Task to carry out:
Pull out each line of the records holding the string "Regulación".

— BEGIN —

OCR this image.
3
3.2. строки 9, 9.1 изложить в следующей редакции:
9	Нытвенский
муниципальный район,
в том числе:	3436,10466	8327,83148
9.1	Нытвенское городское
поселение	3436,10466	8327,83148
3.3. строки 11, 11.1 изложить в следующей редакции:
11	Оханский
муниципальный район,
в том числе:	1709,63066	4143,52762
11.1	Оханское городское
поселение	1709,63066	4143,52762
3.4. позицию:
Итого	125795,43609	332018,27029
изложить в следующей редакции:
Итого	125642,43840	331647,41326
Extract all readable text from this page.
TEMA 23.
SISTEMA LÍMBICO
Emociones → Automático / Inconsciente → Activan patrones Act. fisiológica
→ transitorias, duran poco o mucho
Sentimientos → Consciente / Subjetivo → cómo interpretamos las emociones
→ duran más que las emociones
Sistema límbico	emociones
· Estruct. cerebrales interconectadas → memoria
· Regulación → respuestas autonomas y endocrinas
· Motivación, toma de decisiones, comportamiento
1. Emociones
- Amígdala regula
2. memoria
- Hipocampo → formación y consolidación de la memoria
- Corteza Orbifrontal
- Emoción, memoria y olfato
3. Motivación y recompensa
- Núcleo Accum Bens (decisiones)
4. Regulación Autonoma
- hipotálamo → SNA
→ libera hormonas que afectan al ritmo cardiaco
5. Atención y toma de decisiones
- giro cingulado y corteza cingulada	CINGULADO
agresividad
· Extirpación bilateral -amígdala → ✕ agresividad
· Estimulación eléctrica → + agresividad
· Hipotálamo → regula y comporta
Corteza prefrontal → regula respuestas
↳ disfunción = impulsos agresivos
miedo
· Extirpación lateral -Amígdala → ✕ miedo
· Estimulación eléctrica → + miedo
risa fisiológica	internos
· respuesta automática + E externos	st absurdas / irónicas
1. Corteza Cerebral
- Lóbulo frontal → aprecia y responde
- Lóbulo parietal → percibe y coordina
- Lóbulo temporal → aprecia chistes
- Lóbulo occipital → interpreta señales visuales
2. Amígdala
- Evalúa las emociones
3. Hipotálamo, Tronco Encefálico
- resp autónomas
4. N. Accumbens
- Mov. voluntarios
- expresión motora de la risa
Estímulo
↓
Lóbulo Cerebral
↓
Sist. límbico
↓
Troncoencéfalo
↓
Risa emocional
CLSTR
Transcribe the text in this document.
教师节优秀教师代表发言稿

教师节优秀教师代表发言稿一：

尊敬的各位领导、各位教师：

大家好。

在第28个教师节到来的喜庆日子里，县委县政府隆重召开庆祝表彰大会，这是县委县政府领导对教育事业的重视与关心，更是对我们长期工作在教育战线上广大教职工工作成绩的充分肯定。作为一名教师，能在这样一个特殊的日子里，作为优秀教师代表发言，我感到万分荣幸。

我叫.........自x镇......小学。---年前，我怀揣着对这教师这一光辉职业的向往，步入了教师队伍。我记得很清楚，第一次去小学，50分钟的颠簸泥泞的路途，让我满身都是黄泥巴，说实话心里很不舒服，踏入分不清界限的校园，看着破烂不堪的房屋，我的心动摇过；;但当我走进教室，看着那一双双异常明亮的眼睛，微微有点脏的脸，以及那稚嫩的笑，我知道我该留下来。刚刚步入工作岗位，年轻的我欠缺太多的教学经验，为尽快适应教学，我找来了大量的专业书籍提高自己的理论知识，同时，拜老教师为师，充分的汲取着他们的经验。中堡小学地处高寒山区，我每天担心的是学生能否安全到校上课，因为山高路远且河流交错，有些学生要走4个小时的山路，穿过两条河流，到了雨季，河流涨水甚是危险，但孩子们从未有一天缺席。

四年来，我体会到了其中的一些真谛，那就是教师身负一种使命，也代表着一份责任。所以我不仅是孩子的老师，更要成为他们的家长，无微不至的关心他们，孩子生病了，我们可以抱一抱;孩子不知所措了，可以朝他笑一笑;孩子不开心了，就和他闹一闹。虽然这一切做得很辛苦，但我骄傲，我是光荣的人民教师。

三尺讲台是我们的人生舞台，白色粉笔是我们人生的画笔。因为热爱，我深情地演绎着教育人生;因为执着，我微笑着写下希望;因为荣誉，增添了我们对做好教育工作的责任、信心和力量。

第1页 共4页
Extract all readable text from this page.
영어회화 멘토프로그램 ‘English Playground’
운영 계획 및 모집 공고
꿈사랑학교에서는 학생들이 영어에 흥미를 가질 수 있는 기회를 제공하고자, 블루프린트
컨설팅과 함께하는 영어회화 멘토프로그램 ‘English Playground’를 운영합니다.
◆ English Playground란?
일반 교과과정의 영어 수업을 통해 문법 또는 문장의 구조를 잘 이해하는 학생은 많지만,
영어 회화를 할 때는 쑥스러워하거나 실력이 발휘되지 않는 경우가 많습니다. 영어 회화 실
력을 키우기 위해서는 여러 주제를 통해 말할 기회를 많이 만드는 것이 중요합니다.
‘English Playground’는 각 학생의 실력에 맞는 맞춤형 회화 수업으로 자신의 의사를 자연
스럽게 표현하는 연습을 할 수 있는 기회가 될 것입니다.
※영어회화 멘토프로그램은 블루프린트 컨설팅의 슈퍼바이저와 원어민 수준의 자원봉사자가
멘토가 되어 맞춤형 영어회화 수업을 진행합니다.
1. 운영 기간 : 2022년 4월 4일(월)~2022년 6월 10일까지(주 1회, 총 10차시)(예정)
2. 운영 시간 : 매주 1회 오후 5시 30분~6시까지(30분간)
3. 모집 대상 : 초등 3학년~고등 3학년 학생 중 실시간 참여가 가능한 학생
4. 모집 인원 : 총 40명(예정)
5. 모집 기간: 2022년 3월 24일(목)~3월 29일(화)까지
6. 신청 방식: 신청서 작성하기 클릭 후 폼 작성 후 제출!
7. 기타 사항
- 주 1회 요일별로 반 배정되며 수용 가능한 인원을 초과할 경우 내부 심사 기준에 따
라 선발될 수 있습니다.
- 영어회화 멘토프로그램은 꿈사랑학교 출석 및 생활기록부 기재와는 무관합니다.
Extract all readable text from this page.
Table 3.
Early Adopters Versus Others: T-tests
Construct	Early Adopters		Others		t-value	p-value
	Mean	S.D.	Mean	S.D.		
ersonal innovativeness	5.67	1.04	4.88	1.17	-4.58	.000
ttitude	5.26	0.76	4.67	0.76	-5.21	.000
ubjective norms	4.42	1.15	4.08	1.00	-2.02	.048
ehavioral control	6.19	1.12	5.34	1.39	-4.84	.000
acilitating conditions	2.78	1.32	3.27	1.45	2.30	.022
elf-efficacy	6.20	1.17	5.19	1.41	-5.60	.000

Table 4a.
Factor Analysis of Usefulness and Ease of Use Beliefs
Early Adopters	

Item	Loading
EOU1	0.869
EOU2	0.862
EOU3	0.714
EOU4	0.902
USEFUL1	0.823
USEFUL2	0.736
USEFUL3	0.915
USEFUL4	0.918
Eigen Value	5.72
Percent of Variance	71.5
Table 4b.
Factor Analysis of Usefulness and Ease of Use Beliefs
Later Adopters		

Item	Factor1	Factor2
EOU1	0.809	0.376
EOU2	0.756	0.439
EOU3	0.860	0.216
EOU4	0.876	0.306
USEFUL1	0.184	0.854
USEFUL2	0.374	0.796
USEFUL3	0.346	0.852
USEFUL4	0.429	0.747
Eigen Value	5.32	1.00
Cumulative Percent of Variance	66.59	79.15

— END —

Result:
· Regulación → respuestas autonomas y endocrinas
4. Regulación Autonoma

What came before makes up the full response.